Lines of data
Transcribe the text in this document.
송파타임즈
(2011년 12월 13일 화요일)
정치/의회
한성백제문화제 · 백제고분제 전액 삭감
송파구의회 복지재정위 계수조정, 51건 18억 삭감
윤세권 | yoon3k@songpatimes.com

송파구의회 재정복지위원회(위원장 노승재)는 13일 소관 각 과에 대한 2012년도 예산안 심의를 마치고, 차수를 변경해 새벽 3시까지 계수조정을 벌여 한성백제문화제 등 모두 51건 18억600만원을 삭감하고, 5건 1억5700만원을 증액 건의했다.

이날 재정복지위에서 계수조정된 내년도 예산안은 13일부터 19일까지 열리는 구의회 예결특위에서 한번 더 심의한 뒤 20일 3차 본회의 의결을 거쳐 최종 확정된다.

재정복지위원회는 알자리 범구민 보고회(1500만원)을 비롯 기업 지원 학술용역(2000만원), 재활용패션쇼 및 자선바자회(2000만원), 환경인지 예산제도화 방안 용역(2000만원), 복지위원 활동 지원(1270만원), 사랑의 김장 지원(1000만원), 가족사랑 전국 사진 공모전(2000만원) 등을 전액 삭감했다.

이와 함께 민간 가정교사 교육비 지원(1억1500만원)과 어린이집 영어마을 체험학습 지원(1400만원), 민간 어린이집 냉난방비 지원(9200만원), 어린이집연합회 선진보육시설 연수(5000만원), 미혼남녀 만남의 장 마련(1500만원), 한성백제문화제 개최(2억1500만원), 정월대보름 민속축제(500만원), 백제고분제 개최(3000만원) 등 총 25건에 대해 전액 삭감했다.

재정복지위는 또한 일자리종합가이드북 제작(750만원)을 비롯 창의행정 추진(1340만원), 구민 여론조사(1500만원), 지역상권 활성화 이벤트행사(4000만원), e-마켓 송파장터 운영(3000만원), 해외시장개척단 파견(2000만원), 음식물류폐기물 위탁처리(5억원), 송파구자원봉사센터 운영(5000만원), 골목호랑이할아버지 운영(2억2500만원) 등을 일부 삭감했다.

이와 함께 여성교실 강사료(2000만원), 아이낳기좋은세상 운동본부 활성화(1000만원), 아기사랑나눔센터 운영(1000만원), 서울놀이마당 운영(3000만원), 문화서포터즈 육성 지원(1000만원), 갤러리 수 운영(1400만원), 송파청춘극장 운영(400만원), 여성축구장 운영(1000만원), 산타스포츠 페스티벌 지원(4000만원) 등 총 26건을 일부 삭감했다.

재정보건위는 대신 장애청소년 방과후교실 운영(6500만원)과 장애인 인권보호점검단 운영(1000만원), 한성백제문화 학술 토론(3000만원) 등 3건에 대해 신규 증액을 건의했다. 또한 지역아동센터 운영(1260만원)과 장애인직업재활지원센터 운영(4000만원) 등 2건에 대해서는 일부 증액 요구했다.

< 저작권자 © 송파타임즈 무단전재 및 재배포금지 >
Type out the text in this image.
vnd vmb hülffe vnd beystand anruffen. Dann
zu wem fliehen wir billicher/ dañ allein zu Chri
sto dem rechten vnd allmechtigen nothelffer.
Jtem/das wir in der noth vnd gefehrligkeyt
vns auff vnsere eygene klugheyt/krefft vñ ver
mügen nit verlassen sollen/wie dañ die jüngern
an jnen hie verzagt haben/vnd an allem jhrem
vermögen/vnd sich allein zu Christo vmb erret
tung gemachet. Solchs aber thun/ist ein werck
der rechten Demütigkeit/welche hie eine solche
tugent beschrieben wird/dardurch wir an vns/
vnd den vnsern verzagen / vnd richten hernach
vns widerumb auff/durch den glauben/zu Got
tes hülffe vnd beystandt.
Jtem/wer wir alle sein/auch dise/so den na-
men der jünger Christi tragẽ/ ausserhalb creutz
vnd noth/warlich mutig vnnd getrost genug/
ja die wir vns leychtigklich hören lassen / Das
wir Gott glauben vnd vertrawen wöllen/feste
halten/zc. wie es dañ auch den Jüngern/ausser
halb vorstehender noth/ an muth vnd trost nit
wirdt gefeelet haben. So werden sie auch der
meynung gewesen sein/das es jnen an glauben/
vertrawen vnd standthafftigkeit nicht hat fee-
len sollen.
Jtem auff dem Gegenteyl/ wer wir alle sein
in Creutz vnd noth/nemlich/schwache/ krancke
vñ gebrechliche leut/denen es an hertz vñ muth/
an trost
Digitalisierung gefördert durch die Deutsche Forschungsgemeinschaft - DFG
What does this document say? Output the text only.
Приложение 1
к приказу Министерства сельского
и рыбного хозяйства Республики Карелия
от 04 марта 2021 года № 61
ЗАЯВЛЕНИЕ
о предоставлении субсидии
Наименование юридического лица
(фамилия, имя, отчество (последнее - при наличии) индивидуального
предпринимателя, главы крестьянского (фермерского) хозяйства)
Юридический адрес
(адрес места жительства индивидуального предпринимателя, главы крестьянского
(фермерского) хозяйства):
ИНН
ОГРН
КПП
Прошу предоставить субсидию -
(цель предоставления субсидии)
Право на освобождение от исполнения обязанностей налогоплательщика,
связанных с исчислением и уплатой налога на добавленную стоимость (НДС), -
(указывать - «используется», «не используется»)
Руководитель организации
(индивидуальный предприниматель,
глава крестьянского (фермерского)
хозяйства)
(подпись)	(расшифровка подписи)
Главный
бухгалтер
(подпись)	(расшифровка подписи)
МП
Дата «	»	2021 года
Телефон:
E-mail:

== REQUIREMENT ==
Copy out every line where the word "предпринимателя" occurs.

== COMPLETE ANSWER ==
предпринимателя, главы крестьянского (фермерского) хозяйства)
(адрес места жительства индивидуального предпринимателя, главы крестьянского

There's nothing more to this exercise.